D’autre part, en application des dispositions de l’article L. 211-4 du code de la sécurité intérieure, pour les manifestations déclarées, et en application des dispositions de l’article L. 221-8 du code des relations entre le public et l’administration pour celles qui ne l’ont pas été et dont les organisateurs peuvent être identifiés, la décision interdisant une manifestation sur la voie publique doit être dûment notifiée aux organisateurs et préciser les motifs, la date, les horaires et le périmètre de l’interdiction. Il appartient, en outre, à l’autorité administrative d’informer le public par tout moyen utile de l’interdiction édictée. Enfin, l’article L. 221-2 du code des relations entre le public et l’administration subordonne l’entrée en vigueur des décisions d’interdiction de manifester présentant un caractère réglementaire à “l’accomplissement de formalités adéquates de publicité”, qui peuvent être satisfaites par tout moyen utile d’information du public. Il appartient à l’autorité administrative de procéder, dans toute la mesure du possible, à ces différentes mesures d’information dans un délai permettant de saisir utilement le juge administratif, notamment le juge des référés saisi sur le fondement de l’article L. 521-2 du code de justice administrative. »

2. Les voies de recours permettant de contester une mesure d’interdiction de manifester

21. D’une part, les mesures d’interdiction des manifestations peuvent être contestées devant le juge administratif. Elles peuvent notamment faire l’objet d’un recours en annulation pour excès de pouvoir (Conseil d’État, 12 novembre 1997, no 169295, publié au recueil Lebon) ou d’une procédure de référé (voir, pour un référé-liberté, Conseil d’État, réf., 5 janvier 2007, no 300311).

22. Lorsqu’il est saisi au fond d’une demande d’annulation, le juge administratif s’assure alors que l’atteinte aux libertés de manifestation ou de réunion est nécessaire, adaptée et proportionnée aux impératifs d’ordre public, eux-mêmes fondés sur des circonstances précises de temps et de lieu, susceptibles de la justifier (Conseil d’État, 12 novembre 1997, no 169295, publié au recueil Lebon ; voir, par exemple, Conseil d’État, 15 janvier 2021, no 441265). Il s’assure en particulier que la mesure a été ordonnée en dernier recours, en tenant compte des moyens dont dispose l’autorité de police pour prévenir de tels troubles (Conseil d’État, 4 décembre 2023, précité).

Listing de l'exercice:
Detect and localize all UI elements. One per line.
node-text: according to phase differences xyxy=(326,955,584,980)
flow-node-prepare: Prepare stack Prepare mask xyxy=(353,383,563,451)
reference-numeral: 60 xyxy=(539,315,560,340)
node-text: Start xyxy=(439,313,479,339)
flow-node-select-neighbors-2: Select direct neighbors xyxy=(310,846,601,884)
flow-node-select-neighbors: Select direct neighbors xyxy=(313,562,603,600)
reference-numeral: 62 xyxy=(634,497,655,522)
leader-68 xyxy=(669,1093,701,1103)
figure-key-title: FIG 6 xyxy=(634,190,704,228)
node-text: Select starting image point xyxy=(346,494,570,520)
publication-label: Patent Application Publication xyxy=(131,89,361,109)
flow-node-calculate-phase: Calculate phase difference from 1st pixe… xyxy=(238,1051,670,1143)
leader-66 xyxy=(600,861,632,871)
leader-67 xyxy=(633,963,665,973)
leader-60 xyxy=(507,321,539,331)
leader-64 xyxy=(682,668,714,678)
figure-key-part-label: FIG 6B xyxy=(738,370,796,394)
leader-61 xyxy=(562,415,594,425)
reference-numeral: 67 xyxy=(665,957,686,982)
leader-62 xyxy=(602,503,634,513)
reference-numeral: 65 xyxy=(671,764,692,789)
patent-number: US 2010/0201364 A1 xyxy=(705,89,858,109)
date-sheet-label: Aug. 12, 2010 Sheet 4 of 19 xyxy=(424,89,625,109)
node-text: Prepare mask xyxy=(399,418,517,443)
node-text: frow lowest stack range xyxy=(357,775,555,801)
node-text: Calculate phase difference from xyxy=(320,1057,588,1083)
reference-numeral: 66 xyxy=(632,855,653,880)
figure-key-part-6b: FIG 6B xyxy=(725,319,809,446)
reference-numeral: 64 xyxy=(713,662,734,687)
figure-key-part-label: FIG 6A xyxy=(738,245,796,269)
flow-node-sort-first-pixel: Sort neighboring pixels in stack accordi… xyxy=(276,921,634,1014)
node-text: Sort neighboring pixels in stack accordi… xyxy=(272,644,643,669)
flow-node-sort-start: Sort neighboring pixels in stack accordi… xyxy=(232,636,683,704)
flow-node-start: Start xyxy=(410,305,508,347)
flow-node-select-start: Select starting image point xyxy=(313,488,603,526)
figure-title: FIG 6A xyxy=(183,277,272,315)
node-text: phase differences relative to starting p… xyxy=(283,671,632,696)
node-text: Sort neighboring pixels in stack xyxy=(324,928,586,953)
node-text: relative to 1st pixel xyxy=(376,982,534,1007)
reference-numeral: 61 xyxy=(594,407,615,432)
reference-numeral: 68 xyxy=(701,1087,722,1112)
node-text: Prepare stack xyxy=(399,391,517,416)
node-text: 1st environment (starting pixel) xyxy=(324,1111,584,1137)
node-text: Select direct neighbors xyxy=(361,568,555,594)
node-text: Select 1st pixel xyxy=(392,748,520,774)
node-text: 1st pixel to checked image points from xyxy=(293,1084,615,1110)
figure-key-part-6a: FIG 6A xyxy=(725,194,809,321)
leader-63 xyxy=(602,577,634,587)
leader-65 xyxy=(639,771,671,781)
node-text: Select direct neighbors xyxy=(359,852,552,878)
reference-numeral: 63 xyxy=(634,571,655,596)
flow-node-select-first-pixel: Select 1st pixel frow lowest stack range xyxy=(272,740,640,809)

Objectifs:
A - Restituez sous forme de liste JSON de chaînes, à raison d'une chaîne par ligne et sans les lignes vides, la partie du listing qui va de son début jusqu'à la ligne contenant « node-text: frow lowest », bornes comprises.
B - Rédigez la suite de l'extrait sur l'interdiction des manifestations, à partir de sa dernière phrase.

Corrigé:
A -
[
  "Detect and localize all UI elements. One per line.",
  "node-text: according to phase differences xyxy=(326,955,584,980)",
  "flow-node-prepare: Prepare stack Prepare mask xyxy=(353,383,563,451)",
  "reference-numeral: 60 xyxy=(539,315,560,340)",
  "node-text: Start xyxy=(439,313,479,339)",
  "flow-node-select-neighbors-2: Select direct neighbors xyxy=(310,846,601,884)",
  "flow-node-select-neighbors: Select direct neighbors xyxy=(313,562,603,600)",
  "reference-numeral: 62 xyxy=(634,497,655,522)",
  "leader-68 xyxy=(669,1093,701,1103)",
  "figure-key-title: FIG 6 xyxy=(634,190,704,228)",
  "node-text: Select starting image point xyxy=(346,494,570,520)",
  "publication-label: Patent Application Publication xyxy=(131,89,361,109)",
  "flow-node-calculate-phase: Calculate phase difference from 1st pixe… xyxy=(238,1051,670,1143)",
  "leader-66 xyxy=(600,861,632,871)",
  "leader-67 xyxy=(633,963,665,973)",
  "leader-60 xyxy=(507,321,539,331)",
  "leader-64 xyxy=(682,668,714,678)",
  "figure-key-part-label: FIG 6B xyxy=(738,370,796,394)",
  "leader-61 xyxy=(562,415,594,425)",
  "reference-numeral: 67 xyxy=(665,957,686,982)",
  "leader-62 xyxy=(602,503,634,513)",
  "reference-numeral: 65 xyxy=(671,764,692,789)",
  "patent-number: US 2010/0201364 A1 xyxy=(705,89,858,109)",
  "date-sheet-label: Aug. 12, 2010 Sheet 4 of 19 xyxy=(424,89,625,109)",
  "node-text: Prepare mask xyxy=(399,418,517,443)",
  "node-text: frow lowest stack range xyxy=(357,775,555,801)"
]

B -
23. Lorsqu’il est saisi en référé-liberté, le juge administratif contrôle la proportionnalité de l’atteinte portée à la liberté de manifestation, en s’assurant en particulier qu’aucune autre mesure que l’interdiction de manifester n’était de nature à préserver l’ordre public (Conseil d’État, réf., 5 janvier 2007, précité, 26 juillet 2014, no 383091, et 24 mai 2023, no 474297).

24. D’autre part, les mesures d’interdiction de manifester peuvent être contestées devant le juge pénal par voie d’exception, sur le fondement de l’article 111‑5 du code pénal, en particulier en cas de poursuites du chef d’organisation ou de participation à une manifestation interdite. Celui-ci contrôle alors la légalité (Cass., crim., 2 avril 1998, no 97‑81.805, Bull. crim. no 130) et la proportionnalité de la mesure d’interdiction de manifester prise par rapport aux nécessités du maintien de l’ordre au regard des circonstances de la cause (Cass., crim., 3 avril 2001, no 00-86.515, Bull. crim. no 89).

3. Dispositions répressives

25. Créé par un décret no 2109-208 du 20 mars 2019, l’article R. 644-4 du code pénal prévoit ce qui suit :

« Le fait de participer à une manifestation sur la voie publique interdite sur le fondement des dispositions de l’article L. 211-4 du code de la sécurité intérieure est puni de l’amende prévue pour les contraventions de la quatrième classe [soit 750 EUR au maximum]. »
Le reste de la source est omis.